• _Task details_: Retype the full set of records. Keep every character identical.

[Collection entries]
....
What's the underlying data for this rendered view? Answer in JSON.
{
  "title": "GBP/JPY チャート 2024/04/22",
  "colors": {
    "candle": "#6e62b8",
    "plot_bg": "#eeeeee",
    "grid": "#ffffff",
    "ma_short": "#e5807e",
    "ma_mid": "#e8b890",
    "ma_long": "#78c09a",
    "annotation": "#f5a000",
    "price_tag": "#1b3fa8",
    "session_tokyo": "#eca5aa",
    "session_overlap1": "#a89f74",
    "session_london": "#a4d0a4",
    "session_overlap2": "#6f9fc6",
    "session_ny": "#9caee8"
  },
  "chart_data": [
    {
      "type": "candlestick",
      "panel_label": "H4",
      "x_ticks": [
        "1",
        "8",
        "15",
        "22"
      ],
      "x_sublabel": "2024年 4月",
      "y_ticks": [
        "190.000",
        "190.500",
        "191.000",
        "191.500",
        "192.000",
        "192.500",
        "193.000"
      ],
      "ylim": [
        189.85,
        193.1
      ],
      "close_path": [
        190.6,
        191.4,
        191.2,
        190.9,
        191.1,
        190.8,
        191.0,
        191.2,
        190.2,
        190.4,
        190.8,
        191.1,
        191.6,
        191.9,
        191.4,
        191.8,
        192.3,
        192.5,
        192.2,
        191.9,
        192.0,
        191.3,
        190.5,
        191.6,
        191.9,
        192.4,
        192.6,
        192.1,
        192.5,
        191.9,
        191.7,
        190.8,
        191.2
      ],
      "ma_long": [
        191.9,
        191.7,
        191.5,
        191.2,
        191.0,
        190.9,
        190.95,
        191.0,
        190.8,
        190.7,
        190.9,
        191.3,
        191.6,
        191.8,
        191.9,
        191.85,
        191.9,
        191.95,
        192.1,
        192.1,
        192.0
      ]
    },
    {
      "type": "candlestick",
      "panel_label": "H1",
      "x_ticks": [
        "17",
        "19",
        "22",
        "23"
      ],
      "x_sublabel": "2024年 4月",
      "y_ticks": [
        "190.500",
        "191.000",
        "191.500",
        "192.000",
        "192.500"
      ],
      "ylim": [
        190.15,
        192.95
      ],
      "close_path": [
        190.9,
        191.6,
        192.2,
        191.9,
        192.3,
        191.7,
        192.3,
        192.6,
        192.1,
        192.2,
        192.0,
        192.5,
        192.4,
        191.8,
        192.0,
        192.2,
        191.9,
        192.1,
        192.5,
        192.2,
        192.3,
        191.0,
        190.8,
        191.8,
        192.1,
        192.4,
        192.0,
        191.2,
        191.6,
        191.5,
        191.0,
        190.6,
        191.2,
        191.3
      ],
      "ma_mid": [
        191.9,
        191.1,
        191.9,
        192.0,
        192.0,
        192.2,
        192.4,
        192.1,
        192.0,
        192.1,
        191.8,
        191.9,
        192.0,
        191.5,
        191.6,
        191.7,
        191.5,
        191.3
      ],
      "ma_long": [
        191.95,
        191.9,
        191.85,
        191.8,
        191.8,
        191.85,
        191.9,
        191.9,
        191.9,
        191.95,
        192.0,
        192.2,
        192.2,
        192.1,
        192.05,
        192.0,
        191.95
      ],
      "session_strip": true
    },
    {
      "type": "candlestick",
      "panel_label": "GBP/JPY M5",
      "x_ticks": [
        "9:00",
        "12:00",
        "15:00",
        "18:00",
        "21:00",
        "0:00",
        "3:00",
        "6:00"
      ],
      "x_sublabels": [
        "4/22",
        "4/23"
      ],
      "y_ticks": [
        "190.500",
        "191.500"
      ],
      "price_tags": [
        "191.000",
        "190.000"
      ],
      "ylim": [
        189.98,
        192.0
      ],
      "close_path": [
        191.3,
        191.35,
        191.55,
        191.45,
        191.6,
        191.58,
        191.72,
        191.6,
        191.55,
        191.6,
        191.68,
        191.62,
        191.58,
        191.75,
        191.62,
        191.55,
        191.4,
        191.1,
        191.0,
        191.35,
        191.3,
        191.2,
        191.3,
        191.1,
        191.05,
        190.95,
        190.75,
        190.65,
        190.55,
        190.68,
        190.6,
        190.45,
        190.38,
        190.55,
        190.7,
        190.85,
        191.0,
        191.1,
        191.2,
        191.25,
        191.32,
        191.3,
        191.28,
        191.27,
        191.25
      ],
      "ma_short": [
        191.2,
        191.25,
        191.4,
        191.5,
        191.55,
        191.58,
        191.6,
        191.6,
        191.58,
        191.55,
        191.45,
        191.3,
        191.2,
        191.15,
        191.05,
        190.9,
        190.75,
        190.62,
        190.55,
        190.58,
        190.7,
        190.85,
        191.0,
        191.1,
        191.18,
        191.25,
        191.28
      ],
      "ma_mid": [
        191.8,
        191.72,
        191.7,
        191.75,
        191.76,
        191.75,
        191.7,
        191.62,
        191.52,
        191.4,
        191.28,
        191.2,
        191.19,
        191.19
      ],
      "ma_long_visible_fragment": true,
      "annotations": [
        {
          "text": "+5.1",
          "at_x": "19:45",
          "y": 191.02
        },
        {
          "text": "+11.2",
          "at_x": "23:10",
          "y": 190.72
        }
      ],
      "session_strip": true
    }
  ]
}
....
• _Solution for this problem_:
What's the underlying data for this rendered view? Answer in JSON.
{
  "title": "GBP/JPY チャート 2024/04/22",
  "colors": {
    "candle": "#6e62b8",
    "plot_bg": "#eeeeee",
    "grid": "#ffffff",
    "ma_short": "#e5807e",
    "ma_mid": "#e8b890",
    "ma_long": "#78c09a",
    "annotation": "#f5a000",
    "price_tag": "#1b3fa8",
    "session_tokyo": "#eca5aa",
    "session_overlap1": "#a89f74",
    "session_london": "#a4d0a4",
    "session_overlap2": "#6f9fc6",
    "session_ny": "#9caee8"
  },
  "chart_data": [
    {
      "type": "candlestick",
      "panel_label": "H4",
      "x_ticks": [
        "1",
        "8",
        "15",
        "22"
      ],
      "x_sublabel": "2024年 4月",
      "y_ticks": [
        "190.000",
        "190.500",
        "191.000",
        "191.500",
        "192.000",
        "192.500",
        "193.000"
      ],
      "ylim": [
        189.85,
        193.1
      ],
      "close_path": [
        190.6,
        191.4,
        191.2,
        190.9,
        191.1,
        190.8,
        191.0,
        191.2,
        190.2,
        190.4,
        190.8,
        191.1,
        191.6,
        191.9,
        191.4,
        191.8,
        192.3,
        192.5,
        192.2,
        191.9,
        192.0,
        191.3,
        190.5,
        191.6,
        191.9,
        192.4,
        192.6,
        192.1,
        192.5,
        191.9,
        191.7,
        190.8,
        191.2
      ],
      "ma_long": [
        191.9,
        191.7,
        191.5,
        191.2,
        191.0,
        190.9,
        190.95,
        191.0,
        190.8,
        190.7,
        190.9,
        191.3,
        191.6,
        191.8,
        191.9,
        191.85,
        191.9,
        191.95,
        192.1,
        192.1,
        192.0
      ]
    },
    {
      "type": "candlestick",
      "panel_label": "H1",
      "x_ticks": [
        "17",
        "19",
        "22",
        "23"
      ],
      "x_sublabel": "2024年 4月",
      "y_ticks": [
        "190.500",
        "191.000",
        "191.500",
        "192.000",
        "192.500"
      ],
      "ylim": [
        190.15,
        192.95
      ],
      "close_path": [
        190.9,
        191.6,
        192.2,
        191.9,
        192.3,
        191.7,
        192.3,
        192.6,
        192.1,
        192.2,
        192.0,
        192.5,
        192.4,
        191.8,
        192.0,
        192.2,
        191.9,
        192.1,
        192.5,
        192.2,
        192.3,
        191.0,
        190.8,
        191.8,
        192.1,
        192.4,
        192.0,
        191.2,
        191.6,
        191.5,
        191.0,
        190.6,
        191.2,
        191.3
      ],
      "ma_mid": [
        191.9,
        191.1,
        191.9,
        192.0,
        192.0,
        192.2,
        192.4,
        192.1,
        192.0,
        192.1,
        191.8,
        191.9,
        192.0,
        191.5,
        191.6,
        191.7,
        191.5,
        191.3
      ],
      "ma_long": [
        191.95,
        191.9,
        191.85,
        191.8,
        191.8,
        191.85,
        191.9,
        191.9,
        191.9,
        191.95,
        192.0,
        192.2,
        192.2,
        192.1,
        192.05,
        192.0,
        191.95
      ],
      "session_strip": true
    },
    {
      "type": "candlestick",
      "panel_label": "GBP/JPY M5",
      "x_ticks": [
        "9:00",
        "12:00",
        "15:00",
        "18:00",
        "21:00",
        "0:00",
        "3:00",
        "6:00"
      ],
      "x_sublabels": [
        "4/22",
        "4/23"
      ],
      "y_ticks": [
        "190.500",
        "191.500"
      ],
      "price_tags": [
        "191.000",
        "190.000"
      ],
      "ylim": [
        189.98,
        192.0
      ],
      "close_path": [
        191.3,
        191.35,
        191.55,
        191.45,
        191.6,
        191.58,
        191.72,
        191.6,
        191.55,
        191.6,
        191.68,
        191.62,
        191.58,
        191.75,
        191.62,
        191.55,
        191.4,
        191.1,
        191.0,
        191.35,
        191.3,
        191.2,
        191.3,
        191.1,
        191.05,
        190.95,
        190.75,
        190.65,
        190.55,
        190.68,
        190.6,
        190.45,
        190.38,
        190.55,
        190.7,
        190.85,
        191.0,
        191.1,
        191.2,
        191.25,
        191.32,
        191.3,
        191.28,
        191.27,
        191.25
      ],
      "ma_short": [
        191.2,
        191.25,
        191.4,
        191.5,
        191.55,
        191.58,
        191.6,
        191.6,
        191.58,
        191.55,
        191.45,
        191.3,
        191.2,
        191.15,
        191.05,
        190.9,
        190.75,
        190.62,
        190.55,
        190.58,
        190.7,
        190.85,
        191.0,
        191.1,
        191.18,
        191.25,
        191.28
      ],
      "ma_mid": [
        191.8,
        191.72,
        191.7,
        191.75,
        191.76,
        191.75,
        191.7,
        191.62,
        191.52,
        191.4,
        191.28,
        191.2,
        191.19,
        191.19
      ],
      "ma_long_visible_fragment": true,
      "annotations": [
        {
          "text": "+5.1",
          "at_x": "19:45",
          "y": 191.02
        },
        {
          "text": "+11.2",
          "at_x": "23:10",
          "y": 190.72
        }
      ],
      "session_strip": true
    }
  ]
}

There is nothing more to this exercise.